##### Provided data
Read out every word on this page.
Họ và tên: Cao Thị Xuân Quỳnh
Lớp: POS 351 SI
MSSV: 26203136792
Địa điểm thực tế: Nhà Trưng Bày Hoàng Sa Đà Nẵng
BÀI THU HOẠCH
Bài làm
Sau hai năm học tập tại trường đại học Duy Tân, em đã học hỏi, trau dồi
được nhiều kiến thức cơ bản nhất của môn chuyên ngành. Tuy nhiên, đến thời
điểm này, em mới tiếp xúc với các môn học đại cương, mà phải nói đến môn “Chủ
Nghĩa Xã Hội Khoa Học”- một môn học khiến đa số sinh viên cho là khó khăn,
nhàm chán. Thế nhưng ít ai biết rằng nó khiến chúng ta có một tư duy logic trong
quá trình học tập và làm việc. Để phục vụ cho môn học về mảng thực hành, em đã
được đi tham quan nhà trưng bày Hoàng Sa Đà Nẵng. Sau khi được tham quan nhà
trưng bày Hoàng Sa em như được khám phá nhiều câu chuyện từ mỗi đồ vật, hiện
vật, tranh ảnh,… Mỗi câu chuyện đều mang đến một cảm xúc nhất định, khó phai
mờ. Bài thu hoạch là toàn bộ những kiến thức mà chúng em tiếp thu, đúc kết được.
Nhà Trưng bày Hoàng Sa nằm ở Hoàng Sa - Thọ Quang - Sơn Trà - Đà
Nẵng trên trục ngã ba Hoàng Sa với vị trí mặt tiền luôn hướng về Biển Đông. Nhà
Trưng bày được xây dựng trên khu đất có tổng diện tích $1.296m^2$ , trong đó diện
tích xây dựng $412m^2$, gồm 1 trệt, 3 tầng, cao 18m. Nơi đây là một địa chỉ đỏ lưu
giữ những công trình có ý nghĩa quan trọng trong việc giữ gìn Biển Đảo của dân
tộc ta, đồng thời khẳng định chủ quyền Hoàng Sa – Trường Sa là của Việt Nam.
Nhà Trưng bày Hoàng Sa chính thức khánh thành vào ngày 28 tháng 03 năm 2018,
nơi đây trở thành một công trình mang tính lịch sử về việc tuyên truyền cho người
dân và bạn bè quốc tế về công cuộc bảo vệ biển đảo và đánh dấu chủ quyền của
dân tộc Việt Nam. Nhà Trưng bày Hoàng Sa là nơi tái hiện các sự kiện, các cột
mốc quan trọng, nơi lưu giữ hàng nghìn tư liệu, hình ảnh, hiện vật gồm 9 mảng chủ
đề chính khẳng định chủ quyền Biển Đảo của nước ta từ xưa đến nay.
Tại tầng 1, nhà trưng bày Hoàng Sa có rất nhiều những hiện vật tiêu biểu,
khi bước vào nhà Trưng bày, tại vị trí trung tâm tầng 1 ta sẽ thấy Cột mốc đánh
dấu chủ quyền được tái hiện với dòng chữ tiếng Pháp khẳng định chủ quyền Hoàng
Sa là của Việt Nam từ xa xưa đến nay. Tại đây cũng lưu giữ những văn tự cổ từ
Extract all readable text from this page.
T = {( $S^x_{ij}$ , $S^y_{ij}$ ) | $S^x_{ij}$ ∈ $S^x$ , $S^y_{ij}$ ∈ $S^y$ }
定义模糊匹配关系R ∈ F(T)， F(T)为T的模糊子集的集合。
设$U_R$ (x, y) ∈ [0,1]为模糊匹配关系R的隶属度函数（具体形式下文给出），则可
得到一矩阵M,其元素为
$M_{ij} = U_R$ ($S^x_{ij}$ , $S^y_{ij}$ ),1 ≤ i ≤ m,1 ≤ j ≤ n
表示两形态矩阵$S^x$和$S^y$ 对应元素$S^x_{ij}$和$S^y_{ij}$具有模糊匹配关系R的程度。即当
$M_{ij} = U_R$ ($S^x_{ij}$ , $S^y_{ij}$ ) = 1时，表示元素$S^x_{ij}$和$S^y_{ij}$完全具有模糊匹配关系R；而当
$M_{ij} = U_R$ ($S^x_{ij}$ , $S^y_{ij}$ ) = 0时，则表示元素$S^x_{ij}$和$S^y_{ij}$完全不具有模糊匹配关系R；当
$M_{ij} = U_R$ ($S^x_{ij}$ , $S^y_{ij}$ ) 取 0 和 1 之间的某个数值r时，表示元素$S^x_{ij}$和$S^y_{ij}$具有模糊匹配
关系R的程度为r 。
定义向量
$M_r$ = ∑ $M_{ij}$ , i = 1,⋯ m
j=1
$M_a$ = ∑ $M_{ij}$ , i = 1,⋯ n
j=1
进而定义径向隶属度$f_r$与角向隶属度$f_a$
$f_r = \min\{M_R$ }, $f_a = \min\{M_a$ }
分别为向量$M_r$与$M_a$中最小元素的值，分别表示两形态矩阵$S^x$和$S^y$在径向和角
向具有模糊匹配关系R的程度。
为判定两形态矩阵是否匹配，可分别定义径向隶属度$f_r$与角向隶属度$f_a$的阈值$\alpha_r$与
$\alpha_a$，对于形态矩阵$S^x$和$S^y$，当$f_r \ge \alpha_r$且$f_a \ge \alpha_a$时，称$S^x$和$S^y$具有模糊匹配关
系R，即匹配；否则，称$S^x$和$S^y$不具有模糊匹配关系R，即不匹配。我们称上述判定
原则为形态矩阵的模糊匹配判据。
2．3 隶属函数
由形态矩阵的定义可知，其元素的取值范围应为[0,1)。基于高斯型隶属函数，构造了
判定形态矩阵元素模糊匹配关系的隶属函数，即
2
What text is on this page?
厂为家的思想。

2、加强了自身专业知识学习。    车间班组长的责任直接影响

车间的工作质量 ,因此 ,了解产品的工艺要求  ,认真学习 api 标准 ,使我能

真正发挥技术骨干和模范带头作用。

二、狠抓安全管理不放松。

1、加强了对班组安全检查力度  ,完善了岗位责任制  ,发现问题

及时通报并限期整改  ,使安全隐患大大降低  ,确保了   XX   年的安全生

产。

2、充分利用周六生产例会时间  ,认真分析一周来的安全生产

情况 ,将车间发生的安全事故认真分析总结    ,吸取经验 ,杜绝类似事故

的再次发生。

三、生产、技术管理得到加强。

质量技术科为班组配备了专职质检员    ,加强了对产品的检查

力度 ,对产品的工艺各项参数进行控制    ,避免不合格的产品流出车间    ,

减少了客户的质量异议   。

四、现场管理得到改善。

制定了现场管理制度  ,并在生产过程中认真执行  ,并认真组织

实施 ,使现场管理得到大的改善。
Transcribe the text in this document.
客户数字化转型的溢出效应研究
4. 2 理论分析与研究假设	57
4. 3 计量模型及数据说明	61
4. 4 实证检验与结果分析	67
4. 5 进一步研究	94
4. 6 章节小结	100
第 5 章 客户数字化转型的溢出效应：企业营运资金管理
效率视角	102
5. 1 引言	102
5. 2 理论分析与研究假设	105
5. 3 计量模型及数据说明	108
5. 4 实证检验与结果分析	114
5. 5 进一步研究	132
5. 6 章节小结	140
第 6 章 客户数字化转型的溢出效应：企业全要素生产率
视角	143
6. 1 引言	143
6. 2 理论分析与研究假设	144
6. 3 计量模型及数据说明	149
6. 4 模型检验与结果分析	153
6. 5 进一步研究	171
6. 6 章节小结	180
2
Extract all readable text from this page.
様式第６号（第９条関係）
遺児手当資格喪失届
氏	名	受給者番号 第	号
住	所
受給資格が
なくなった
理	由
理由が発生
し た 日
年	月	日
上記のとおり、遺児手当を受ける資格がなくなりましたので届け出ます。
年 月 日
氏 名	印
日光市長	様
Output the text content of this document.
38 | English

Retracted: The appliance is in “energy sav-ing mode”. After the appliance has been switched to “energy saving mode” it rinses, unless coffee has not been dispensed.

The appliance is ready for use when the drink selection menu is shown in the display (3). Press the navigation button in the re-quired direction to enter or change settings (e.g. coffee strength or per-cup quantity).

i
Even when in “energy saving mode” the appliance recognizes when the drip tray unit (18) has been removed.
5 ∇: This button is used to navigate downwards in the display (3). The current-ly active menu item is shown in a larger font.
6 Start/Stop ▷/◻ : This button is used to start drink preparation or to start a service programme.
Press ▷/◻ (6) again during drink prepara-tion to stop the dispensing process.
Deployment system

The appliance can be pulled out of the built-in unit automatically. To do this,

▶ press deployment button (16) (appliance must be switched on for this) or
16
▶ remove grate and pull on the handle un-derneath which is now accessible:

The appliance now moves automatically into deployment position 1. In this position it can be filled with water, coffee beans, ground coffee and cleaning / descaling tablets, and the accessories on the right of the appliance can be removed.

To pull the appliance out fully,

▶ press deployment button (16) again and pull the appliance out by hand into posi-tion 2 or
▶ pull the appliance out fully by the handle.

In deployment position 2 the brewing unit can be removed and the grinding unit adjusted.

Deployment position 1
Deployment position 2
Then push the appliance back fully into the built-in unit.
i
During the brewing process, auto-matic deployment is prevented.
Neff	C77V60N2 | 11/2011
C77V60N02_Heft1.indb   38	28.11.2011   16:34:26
##########
Go through the listing above and report how many of its lines contain the word "Hoàng", with only the number as output.

10